### Material provided ###

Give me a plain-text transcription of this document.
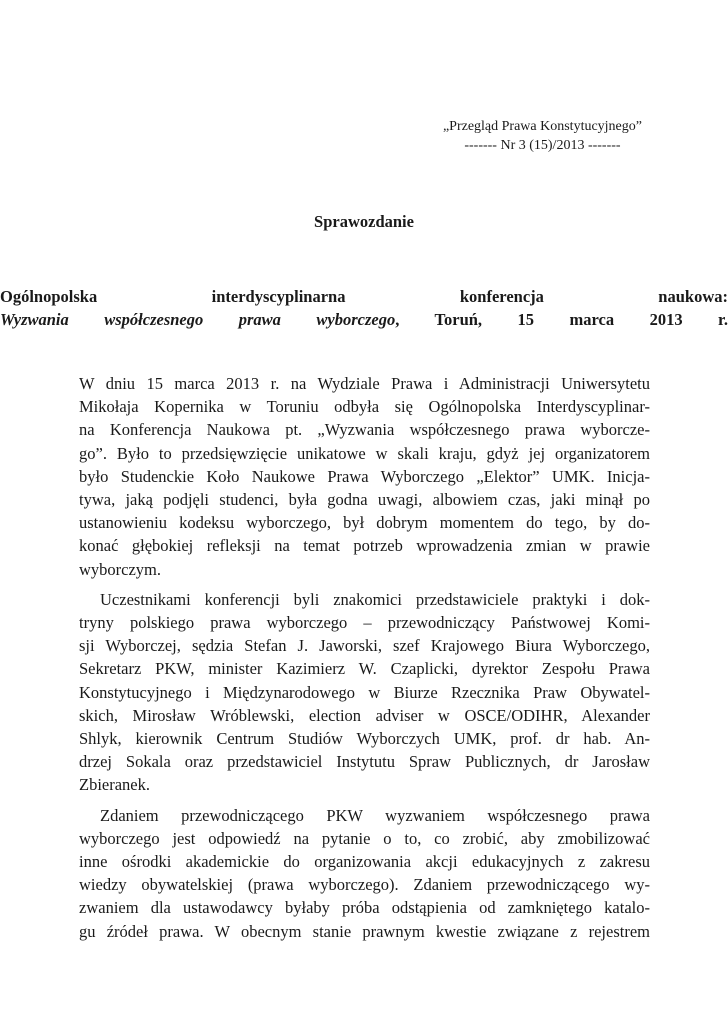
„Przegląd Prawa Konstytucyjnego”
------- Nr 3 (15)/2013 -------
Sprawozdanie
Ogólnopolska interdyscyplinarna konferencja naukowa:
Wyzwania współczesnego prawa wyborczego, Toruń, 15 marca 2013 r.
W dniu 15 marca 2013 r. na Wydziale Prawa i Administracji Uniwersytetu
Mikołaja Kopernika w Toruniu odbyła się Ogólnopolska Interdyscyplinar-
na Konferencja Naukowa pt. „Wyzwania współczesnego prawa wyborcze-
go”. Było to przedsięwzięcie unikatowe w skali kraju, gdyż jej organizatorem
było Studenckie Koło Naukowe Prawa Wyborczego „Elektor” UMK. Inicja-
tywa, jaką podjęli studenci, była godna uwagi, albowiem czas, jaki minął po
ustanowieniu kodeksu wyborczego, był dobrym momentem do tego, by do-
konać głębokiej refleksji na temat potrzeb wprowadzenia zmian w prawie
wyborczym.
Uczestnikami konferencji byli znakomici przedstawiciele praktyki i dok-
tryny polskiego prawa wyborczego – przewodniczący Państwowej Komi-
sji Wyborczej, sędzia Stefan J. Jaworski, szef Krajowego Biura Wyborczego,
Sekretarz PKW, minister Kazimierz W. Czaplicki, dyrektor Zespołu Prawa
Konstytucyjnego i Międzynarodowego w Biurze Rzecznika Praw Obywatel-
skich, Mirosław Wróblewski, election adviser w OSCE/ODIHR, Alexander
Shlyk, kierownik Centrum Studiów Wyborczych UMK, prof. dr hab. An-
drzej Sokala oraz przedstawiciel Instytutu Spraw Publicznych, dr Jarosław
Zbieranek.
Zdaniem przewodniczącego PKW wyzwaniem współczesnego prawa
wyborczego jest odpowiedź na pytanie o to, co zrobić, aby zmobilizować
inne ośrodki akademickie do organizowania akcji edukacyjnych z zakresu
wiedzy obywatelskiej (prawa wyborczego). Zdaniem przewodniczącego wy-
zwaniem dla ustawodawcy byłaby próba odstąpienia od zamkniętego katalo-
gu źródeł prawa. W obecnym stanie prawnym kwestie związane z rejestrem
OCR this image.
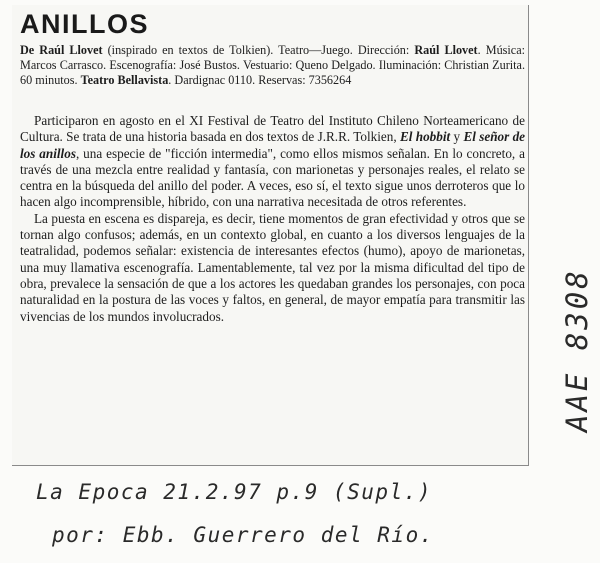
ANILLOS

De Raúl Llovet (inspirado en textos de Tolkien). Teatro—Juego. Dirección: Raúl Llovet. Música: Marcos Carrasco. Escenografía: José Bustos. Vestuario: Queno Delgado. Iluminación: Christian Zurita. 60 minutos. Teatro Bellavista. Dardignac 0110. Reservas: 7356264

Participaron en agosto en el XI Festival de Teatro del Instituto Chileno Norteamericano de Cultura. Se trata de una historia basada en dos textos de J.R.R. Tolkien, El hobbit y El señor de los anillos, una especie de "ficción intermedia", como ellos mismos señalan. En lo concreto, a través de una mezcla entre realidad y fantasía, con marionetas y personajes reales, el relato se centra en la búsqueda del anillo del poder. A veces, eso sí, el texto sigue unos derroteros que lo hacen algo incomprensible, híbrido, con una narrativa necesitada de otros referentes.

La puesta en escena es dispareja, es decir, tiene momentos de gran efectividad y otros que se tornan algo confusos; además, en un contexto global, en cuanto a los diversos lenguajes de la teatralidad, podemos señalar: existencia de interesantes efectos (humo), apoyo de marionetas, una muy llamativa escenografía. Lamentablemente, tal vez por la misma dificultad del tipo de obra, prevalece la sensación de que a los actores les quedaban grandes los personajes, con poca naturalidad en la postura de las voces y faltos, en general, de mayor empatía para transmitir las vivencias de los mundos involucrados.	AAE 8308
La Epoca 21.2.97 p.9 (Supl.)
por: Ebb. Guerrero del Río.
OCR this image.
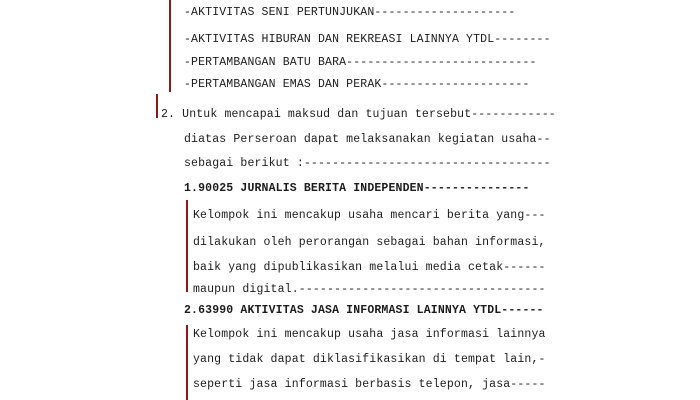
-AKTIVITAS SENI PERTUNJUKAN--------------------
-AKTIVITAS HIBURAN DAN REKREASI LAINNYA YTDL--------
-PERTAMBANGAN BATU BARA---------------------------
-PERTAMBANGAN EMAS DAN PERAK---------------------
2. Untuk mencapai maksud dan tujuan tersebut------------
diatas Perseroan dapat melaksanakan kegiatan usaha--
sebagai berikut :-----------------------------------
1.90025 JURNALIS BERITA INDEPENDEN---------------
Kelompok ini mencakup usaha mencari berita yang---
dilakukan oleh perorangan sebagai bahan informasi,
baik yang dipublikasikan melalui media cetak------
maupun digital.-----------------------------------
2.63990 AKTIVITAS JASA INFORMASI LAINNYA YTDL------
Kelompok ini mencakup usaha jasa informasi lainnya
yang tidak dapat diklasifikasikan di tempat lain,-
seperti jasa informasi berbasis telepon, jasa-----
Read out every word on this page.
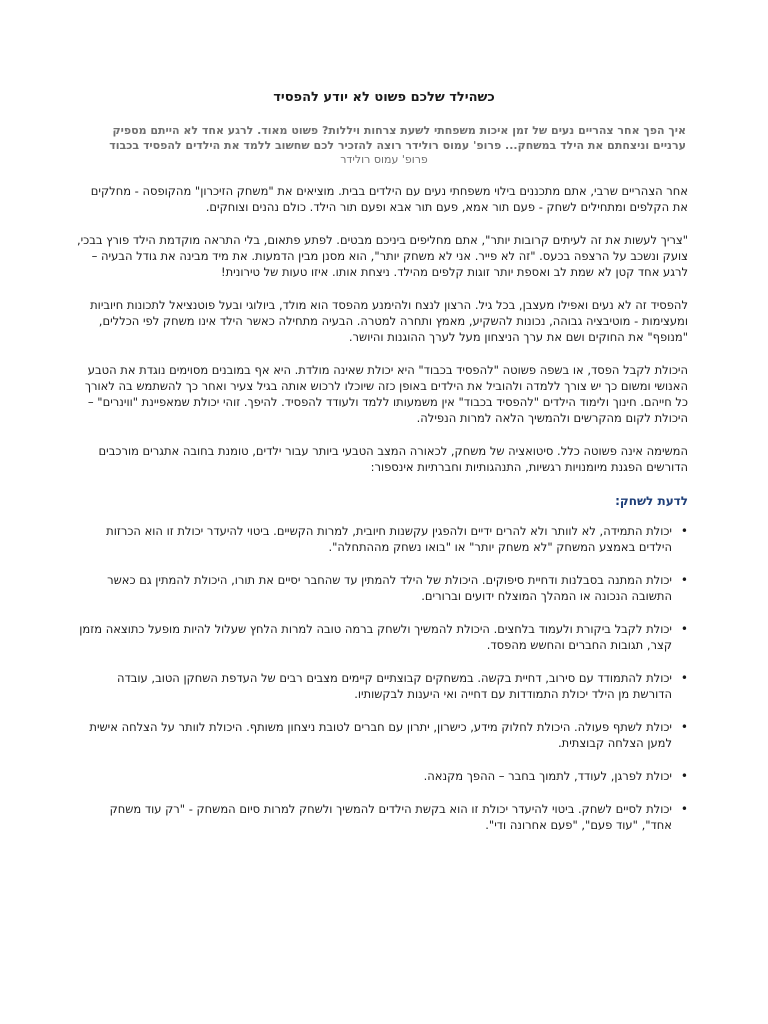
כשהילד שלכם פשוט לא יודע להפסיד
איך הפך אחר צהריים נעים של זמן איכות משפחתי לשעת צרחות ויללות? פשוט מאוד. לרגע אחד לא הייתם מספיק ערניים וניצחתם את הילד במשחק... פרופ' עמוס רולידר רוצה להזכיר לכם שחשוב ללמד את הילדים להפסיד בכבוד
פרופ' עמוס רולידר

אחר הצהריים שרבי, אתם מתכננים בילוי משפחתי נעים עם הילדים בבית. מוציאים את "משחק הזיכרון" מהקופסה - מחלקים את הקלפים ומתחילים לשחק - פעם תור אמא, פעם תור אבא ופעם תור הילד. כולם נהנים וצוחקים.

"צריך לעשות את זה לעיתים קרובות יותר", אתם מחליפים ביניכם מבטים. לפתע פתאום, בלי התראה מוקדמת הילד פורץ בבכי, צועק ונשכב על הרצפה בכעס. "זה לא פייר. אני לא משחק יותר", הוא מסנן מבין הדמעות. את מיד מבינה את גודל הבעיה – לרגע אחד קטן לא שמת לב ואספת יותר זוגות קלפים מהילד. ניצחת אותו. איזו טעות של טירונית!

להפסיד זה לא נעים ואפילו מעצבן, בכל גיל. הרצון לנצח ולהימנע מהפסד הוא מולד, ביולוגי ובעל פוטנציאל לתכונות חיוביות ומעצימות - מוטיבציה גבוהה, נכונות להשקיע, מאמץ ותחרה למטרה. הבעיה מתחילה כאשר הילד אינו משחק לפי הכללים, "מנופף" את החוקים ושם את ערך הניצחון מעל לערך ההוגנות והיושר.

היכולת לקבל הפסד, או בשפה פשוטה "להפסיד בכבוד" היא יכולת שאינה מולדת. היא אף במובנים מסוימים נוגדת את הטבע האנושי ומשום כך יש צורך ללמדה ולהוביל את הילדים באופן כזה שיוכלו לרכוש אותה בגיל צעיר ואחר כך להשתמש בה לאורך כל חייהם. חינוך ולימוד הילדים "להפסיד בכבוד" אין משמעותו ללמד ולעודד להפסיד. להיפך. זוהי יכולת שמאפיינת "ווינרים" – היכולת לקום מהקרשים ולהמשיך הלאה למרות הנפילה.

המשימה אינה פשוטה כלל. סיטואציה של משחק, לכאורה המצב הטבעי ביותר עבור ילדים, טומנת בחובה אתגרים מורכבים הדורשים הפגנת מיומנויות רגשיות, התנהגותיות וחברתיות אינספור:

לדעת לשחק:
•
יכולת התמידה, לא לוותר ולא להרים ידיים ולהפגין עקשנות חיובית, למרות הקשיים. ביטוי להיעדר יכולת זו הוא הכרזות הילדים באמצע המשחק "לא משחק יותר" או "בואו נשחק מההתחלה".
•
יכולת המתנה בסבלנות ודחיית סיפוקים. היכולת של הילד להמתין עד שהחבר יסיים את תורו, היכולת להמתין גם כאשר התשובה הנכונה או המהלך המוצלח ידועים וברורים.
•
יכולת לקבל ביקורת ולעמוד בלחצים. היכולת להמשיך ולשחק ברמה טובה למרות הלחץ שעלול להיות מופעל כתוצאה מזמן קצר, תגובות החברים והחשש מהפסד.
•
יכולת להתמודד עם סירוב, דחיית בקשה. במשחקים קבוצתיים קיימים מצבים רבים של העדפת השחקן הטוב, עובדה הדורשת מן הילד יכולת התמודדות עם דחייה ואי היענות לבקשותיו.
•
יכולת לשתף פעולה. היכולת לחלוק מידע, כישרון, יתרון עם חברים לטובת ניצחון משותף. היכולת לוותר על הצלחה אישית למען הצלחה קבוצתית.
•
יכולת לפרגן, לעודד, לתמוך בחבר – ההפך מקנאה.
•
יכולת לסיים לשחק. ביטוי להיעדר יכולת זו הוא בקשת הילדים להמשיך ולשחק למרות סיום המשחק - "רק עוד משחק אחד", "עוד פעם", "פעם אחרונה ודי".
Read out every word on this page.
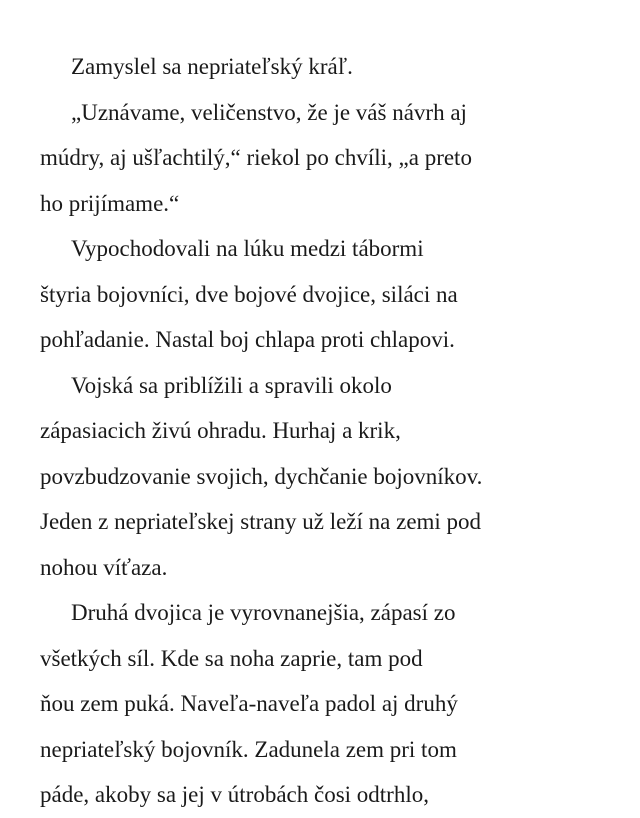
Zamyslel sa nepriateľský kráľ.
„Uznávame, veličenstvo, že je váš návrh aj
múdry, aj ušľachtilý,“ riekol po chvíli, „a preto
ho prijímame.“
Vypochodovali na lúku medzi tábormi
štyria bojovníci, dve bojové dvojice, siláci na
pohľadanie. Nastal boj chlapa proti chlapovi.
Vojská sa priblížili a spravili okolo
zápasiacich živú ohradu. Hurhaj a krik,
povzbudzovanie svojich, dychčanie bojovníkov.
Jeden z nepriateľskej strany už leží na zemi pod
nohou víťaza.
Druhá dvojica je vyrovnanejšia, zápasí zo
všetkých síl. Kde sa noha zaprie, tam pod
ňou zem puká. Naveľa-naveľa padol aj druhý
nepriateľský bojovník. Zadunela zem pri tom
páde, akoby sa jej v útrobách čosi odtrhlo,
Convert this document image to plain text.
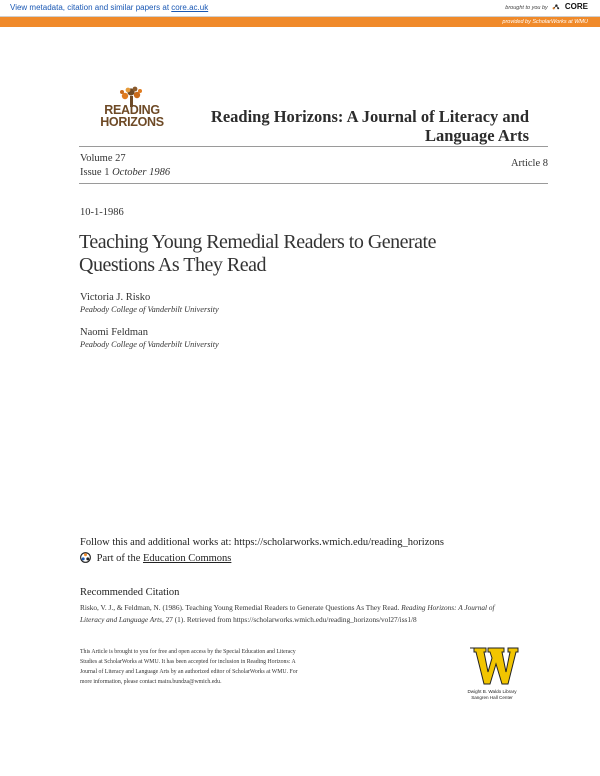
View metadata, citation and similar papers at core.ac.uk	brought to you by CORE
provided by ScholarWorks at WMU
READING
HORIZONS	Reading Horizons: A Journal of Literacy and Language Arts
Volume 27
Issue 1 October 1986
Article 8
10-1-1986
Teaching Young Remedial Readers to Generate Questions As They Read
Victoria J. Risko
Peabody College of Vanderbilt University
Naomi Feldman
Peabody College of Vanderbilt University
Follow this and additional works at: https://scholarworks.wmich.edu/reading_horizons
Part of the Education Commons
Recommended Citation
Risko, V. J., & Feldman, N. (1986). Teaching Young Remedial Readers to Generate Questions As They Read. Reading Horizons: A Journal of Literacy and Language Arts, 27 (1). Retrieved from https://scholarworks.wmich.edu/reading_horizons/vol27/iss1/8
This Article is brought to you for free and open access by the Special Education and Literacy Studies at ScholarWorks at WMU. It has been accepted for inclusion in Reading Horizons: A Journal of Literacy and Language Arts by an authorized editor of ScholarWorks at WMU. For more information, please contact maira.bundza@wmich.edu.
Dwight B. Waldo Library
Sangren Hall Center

###

:: What to produce ::
Pick out each line that holds the string "przewodniczącego".

:: Expected answer ::
Zdaniem przewodniczącego PKW wyzwaniem współczesnego prawa
wiedzy obywatelskiej (prawa wyborczego). Zdaniem przewodniczącego wy-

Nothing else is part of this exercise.